Recorded data
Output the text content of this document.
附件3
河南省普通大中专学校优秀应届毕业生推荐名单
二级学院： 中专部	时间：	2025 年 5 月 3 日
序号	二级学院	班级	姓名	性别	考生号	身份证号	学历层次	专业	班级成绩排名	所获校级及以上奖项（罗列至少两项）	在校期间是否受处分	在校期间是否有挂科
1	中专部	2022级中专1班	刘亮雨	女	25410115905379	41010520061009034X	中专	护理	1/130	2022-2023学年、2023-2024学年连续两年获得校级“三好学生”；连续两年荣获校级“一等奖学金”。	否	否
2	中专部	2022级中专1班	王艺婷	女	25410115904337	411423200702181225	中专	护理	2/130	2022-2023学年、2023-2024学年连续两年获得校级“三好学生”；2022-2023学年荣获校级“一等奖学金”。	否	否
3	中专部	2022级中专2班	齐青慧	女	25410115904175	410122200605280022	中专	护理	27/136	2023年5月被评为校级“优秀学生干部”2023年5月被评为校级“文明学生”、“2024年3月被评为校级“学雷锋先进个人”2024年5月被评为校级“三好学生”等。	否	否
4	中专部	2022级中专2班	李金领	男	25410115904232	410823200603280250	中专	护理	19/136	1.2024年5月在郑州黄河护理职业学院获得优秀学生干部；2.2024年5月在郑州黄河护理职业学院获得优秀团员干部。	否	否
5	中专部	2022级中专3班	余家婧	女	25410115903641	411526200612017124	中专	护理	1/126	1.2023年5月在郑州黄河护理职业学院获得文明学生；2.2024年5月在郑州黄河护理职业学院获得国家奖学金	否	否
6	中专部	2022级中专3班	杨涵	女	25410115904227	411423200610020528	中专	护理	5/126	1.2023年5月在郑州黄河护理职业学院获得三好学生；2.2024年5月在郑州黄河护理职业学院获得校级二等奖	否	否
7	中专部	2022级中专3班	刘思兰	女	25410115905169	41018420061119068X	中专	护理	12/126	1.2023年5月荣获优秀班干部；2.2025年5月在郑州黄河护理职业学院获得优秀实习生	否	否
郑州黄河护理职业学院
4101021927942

* **TASK TO COMPLETE**
Using the data above, repeat every line exactly.

* **FINISHED TASK**
Output the text content of this document.
附件3
河南省普通大中专学校优秀应届毕业生推荐名单
二级学院： 中专部	时间：	2025 年 5 月 3 日
序号	二级学院	班级	姓名	性别	考生号	身份证号	学历层次	专业	班级成绩排名	所获校级及以上奖项（罗列至少两项）	在校期间是否受处分	在校期间是否有挂科
1	中专部	2022级中专1班	刘亮雨	女	25410115905379	41010520061009034X	中专	护理	1/130	2022-2023学年、2023-2024学年连续两年获得校级“三好学生”；连续两年荣获校级“一等奖学金”。	否	否
2	中专部	2022级中专1班	王艺婷	女	25410115904337	411423200702181225	中专	护理	2/130	2022-2023学年、2023-2024学年连续两年获得校级“三好学生”；2022-2023学年荣获校级“一等奖学金”。	否	否
3	中专部	2022级中专2班	齐青慧	女	25410115904175	410122200605280022	中专	护理	27/136	2023年5月被评为校级“优秀学生干部”2023年5月被评为校级“文明学生”、“2024年3月被评为校级“学雷锋先进个人”2024年5月被评为校级“三好学生”等。	否	否
4	中专部	2022级中专2班	李金领	男	25410115904232	410823200603280250	中专	护理	19/136	1.2024年5月在郑州黄河护理职业学院获得优秀学生干部；2.2024年5月在郑州黄河护理职业学院获得优秀团员干部。	否	否
5	中专部	2022级中专3班	余家婧	女	25410115903641	411526200612017124	中专	护理	1/126	1.2023年5月在郑州黄河护理职业学院获得文明学生；2.2024年5月在郑州黄河护理职业学院获得国家奖学金	否	否
6	中专部	2022级中专3班	杨涵	女	25410115904227	411423200610020528	中专	护理	5/126	1.2023年5月在郑州黄河护理职业学院获得三好学生；2.2024年5月在郑州黄河护理职业学院获得校级二等奖	否	否
7	中专部	2022级中专3班	刘思兰	女	25410115905169	41018420061119068X	中专	护理	12/126	1.2023年5月荣获优秀班干部；2.2025年5月在郑州黄河护理职业学院获得优秀实习生	否	否
郑州黄河护理职业学院
4101021927942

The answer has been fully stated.